Dataset items
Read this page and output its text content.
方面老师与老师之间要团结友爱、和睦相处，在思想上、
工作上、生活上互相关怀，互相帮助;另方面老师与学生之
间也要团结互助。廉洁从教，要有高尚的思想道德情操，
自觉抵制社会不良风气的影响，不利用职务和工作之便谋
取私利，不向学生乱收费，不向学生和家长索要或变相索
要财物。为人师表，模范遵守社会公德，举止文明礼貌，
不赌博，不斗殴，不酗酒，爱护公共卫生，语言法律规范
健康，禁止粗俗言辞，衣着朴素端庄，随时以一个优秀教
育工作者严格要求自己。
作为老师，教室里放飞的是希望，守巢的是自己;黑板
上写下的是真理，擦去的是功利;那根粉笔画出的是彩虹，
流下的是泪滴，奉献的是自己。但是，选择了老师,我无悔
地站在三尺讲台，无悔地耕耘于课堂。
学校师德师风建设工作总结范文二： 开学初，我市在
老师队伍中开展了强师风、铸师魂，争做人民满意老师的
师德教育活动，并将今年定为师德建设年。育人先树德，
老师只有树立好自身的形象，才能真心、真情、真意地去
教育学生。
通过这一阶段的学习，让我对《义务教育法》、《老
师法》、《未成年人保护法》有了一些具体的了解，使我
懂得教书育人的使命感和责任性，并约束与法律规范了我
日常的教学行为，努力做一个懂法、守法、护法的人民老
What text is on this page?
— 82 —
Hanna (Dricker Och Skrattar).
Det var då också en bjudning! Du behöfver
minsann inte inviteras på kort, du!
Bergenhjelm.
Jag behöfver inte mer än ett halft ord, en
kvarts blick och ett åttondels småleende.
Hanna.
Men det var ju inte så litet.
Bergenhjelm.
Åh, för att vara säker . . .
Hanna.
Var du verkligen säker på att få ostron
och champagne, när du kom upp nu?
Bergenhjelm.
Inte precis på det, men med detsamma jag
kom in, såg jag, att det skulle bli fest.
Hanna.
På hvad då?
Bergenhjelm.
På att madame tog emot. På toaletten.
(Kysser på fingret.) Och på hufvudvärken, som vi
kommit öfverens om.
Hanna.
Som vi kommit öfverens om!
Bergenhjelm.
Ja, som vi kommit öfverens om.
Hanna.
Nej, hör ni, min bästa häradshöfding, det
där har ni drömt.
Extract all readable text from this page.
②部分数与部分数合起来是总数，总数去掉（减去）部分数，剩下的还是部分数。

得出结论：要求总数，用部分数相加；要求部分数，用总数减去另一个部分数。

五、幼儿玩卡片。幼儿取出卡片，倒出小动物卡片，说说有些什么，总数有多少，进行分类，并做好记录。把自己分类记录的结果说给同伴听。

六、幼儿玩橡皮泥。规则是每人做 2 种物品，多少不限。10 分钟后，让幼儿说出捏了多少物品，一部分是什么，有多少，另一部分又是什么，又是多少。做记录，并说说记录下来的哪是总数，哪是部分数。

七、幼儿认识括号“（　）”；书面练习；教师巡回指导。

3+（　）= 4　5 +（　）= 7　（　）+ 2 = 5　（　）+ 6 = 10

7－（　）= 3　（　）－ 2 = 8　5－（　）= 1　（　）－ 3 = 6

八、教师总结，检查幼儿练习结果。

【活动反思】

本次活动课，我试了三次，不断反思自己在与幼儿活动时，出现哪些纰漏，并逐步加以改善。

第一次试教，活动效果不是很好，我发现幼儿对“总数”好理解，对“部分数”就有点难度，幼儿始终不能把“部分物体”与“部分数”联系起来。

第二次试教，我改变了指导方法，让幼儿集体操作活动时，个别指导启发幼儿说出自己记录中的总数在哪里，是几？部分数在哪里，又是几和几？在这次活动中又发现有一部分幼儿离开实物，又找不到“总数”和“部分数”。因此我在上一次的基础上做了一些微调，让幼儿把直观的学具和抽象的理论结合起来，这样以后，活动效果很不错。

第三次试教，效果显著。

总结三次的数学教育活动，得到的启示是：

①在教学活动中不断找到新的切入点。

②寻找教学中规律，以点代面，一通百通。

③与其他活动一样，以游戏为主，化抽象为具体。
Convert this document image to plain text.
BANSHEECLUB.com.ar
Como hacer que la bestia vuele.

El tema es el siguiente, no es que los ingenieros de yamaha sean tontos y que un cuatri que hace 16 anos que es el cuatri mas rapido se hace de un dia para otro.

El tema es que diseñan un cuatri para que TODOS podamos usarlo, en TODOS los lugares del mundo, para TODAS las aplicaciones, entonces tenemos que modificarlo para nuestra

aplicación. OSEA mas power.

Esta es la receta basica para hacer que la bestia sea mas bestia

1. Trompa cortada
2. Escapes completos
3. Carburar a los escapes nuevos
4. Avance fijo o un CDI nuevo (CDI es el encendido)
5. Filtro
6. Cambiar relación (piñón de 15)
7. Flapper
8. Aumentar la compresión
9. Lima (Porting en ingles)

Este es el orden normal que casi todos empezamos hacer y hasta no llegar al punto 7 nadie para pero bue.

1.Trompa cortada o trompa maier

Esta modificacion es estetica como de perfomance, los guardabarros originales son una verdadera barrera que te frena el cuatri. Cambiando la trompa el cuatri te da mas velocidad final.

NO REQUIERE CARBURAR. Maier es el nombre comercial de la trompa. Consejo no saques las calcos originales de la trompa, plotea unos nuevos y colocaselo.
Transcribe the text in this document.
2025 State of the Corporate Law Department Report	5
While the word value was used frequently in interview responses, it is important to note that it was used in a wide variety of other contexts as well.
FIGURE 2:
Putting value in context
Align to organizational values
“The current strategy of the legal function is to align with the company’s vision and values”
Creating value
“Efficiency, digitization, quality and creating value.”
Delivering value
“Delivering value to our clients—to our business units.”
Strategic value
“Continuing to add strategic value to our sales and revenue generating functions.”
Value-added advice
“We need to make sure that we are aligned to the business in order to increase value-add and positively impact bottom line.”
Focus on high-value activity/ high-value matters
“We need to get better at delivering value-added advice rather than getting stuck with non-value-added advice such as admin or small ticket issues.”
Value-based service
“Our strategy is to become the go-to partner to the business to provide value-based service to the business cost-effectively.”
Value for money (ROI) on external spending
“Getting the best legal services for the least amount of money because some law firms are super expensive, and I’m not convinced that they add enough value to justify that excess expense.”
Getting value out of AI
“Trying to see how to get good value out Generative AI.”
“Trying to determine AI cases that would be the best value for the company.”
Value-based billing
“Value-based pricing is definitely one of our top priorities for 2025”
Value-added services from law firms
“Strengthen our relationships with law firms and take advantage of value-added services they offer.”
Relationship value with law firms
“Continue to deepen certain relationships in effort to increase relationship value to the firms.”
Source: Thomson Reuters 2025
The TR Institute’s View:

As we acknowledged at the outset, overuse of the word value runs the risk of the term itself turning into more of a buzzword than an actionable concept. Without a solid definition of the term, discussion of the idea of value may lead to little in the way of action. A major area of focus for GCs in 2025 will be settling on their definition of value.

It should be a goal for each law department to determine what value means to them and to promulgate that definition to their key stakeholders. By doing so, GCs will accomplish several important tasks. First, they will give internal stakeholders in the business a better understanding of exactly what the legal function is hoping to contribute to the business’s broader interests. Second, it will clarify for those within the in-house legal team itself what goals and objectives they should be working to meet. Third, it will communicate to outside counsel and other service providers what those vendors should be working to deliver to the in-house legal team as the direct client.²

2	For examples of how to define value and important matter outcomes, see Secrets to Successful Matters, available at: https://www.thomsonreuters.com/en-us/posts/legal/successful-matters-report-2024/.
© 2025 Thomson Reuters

### Aim of the task
Repeat the data above, word for word.

### The completed task
Read this page and output its text content.
方面老师与老师之间要团结友爱、和睦相处，在思想上、
工作上、生活上互相关怀，互相帮助;另方面老师与学生之
间也要团结互助。廉洁从教，要有高尚的思想道德情操，
自觉抵制社会不良风气的影响，不利用职务和工作之便谋
取私利，不向学生乱收费，不向学生和家长索要或变相索
要财物。为人师表，模范遵守社会公德，举止文明礼貌，
不赌博，不斗殴，不酗酒，爱护公共卫生，语言法律规范
健康，禁止粗俗言辞，衣着朴素端庄，随时以一个优秀教
育工作者严格要求自己。
作为老师，教室里放飞的是希望，守巢的是自己;黑板
上写下的是真理，擦去的是功利;那根粉笔画出的是彩虹，
流下的是泪滴，奉献的是自己。但是，选择了老师,我无悔
地站在三尺讲台，无悔地耕耘于课堂。
学校师德师风建设工作总结范文二： 开学初，我市在
老师队伍中开展了强师风、铸师魂，争做人民满意老师的
师德教育活动，并将今年定为师德建设年。育人先树德，
老师只有树立好自身的形象，才能真心、真情、真意地去
教育学生。
通过这一阶段的学习，让我对《义务教育法》、《老
师法》、《未成年人保护法》有了一些具体的了解，使我
懂得教书育人的使命感和责任性，并约束与法律规范了我
日常的教学行为，努力做一个懂法、守法、护法的人民老
What text is on this page?
— 82 —
Hanna (Dricker Och Skrattar).
Det var då också en bjudning! Du behöfver
minsann inte inviteras på kort, du!
Bergenhjelm.
Jag behöfver inte mer än ett halft ord, en
kvarts blick och ett åttondels småleende.
Hanna.
Men det var ju inte så litet.
Bergenhjelm.
Åh, för att vara säker . . .
Hanna.
Var du verkligen säker på att få ostron
och champagne, när du kom upp nu?
Bergenhjelm.
Inte precis på det, men med detsamma jag
kom in, såg jag, att det skulle bli fest.
Hanna.
På hvad då?
Bergenhjelm.
På att madame tog emot. På toaletten.
(Kysser på fingret.) Och på hufvudvärken, som vi
kommit öfverens om.
Hanna.
Som vi kommit öfverens om!
Bergenhjelm.
Ja, som vi kommit öfverens om.
Hanna.
Nej, hör ni, min bästa häradshöfding, det
där har ni drömt.
Extract all readable text from this page.
②部分数与部分数合起来是总数，总数去掉（减去）部分数，剩下的还是部分数。

得出结论：要求总数，用部分数相加；要求部分数，用总数减去另一个部分数。

五、幼儿玩卡片。幼儿取出卡片，倒出小动物卡片，说说有些什么，总数有多少，进行分类，并做好记录。把自己分类记录的结果说给同伴听。

六、幼儿玩橡皮泥。规则是每人做 2 种物品，多少不限。10 分钟后，让幼儿说出捏了多少物品，一部分是什么，有多少，另一部分又是什么，又是多少。做记录，并说说记录下来的哪是总数，哪是部分数。

七、幼儿认识括号“（　）”；书面练习；教师巡回指导。

3+（　）= 4　5 +（　）= 7　（　）+ 2 = 5　（　）+ 6 = 10

7－（　）= 3　（　）－ 2 = 8　5－（　）= 1　（　）－ 3 = 6

八、教师总结，检查幼儿练习结果。

【活动反思】

本次活动课，我试了三次，不断反思自己在与幼儿活动时，出现哪些纰漏，并逐步加以改善。

第一次试教，活动效果不是很好，我发现幼儿对“总数”好理解，对“部分数”就有点难度，幼儿始终不能把“部分物体”与“部分数”联系起来。

第二次试教，我改变了指导方法，让幼儿集体操作活动时，个别指导启发幼儿说出自己记录中的总数在哪里，是几？部分数在哪里，又是几和几？在这次活动中又发现有一部分幼儿离开实物，又找不到“总数”和“部分数”。因此我在上一次的基础上做了一些微调，让幼儿把直观的学具和抽象的理论结合起来，这样以后，活动效果很不错。

第三次试教，效果显著。

总结三次的数学教育活动，得到的启示是：

①在教学活动中不断找到新的切入点。

②寻找教学中规律，以点代面，一通百通。

③与其他活动一样，以游戏为主，化抽象为具体。
Convert this document image to plain text.
BANSHEECLUB.com.ar
Como hacer que la bestia vuele.

El tema es el siguiente, no es que los ingenieros de yamaha sean tontos y que un cuatri que hace 16 anos que es el cuatri mas rapido se hace de un dia para otro.

El tema es que diseñan un cuatri para que TODOS podamos usarlo, en TODOS los lugares del mundo, para TODAS las aplicaciones, entonces tenemos que modificarlo para nuestra

aplicación. OSEA mas power.

Esta es la receta basica para hacer que la bestia sea mas bestia

1. Trompa cortada
2. Escapes completos
3. Carburar a los escapes nuevos
4. Avance fijo o un CDI nuevo (CDI es el encendido)
5. Filtro
6. Cambiar relación (piñón de 15)
7. Flapper
8. Aumentar la compresión
9. Lima (Porting en ingles)

Este es el orden normal que casi todos empezamos hacer y hasta no llegar al punto 7 nadie para pero bue.

1.Trompa cortada o trompa maier

Esta modificacion es estetica como de perfomance, los guardabarros originales son una verdadera barrera que te frena el cuatri. Cambiando la trompa el cuatri te da mas velocidad final.

NO REQUIERE CARBURAR. Maier es el nombre comercial de la trompa. Consejo no saques las calcos originales de la trompa, plotea unos nuevos y colocaselo.
Transcribe the text in this document.
2025 State of the Corporate Law Department Report	5
While the word value was used frequently in interview responses, it is important to note that it was used in a wide variety of other contexts as well.
FIGURE 2:
Putting value in context
Align to organizational values
“The current strategy of the legal function is to align with the company’s vision and values”
Creating value
“Efficiency, digitization, quality and creating value.”
Delivering value
“Delivering value to our clients—to our business units.”
Strategic value
“Continuing to add strategic value to our sales and revenue generating functions.”
Value-added advice
“We need to make sure that we are aligned to the business in order to increase value-add and positively impact bottom line.”
Focus on high-value activity/ high-value matters
“We need to get better at delivering value-added advice rather than getting stuck with non-value-added advice such as admin or small ticket issues.”
Value-based service
“Our strategy is to become the go-to partner to the business to provide value-based service to the business cost-effectively.”
Value for money (ROI) on external spending
“Getting the best legal services for the least amount of money because some law firms are super expensive, and I’m not convinced that they add enough value to justify that excess expense.”
Getting value out of AI
“Trying to see how to get good value out Generative AI.”
“Trying to determine AI cases that would be the best value for the company.”
Value-based billing
“Value-based pricing is definitely one of our top priorities for 2025”
Value-added services from law firms
“Strengthen our relationships with law firms and take advantage of value-added services they offer.”
Relationship value with law firms
“Continue to deepen certain relationships in effort to increase relationship value to the firms.”
Source: Thomson Reuters 2025
The TR Institute’s View:

As we acknowledged at the outset, overuse of the word value runs the risk of the term itself turning into more of a buzzword than an actionable concept. Without a solid definition of the term, discussion of the idea of value may lead to little in the way of action. A major area of focus for GCs in 2025 will be settling on their definition of value.

It should be a goal for each law department to determine what value means to them and to promulgate that definition to their key stakeholders. By doing so, GCs will accomplish several important tasks. First, they will give internal stakeholders in the business a better understanding of exactly what the legal function is hoping to contribute to the business’s broader interests. Second, it will clarify for those within the in-house legal team itself what goals and objectives they should be working to meet. Third, it will communicate to outside counsel and other service providers what those vendors should be working to deliver to the in-house legal team as the direct client.²

2	For examples of how to define value and important matter outcomes, see Secrets to Successful Matters, available at: https://www.thomsonreuters.com/en-us/posts/legal/successful-matters-report-2024/.
© 2025 Thomson Reuters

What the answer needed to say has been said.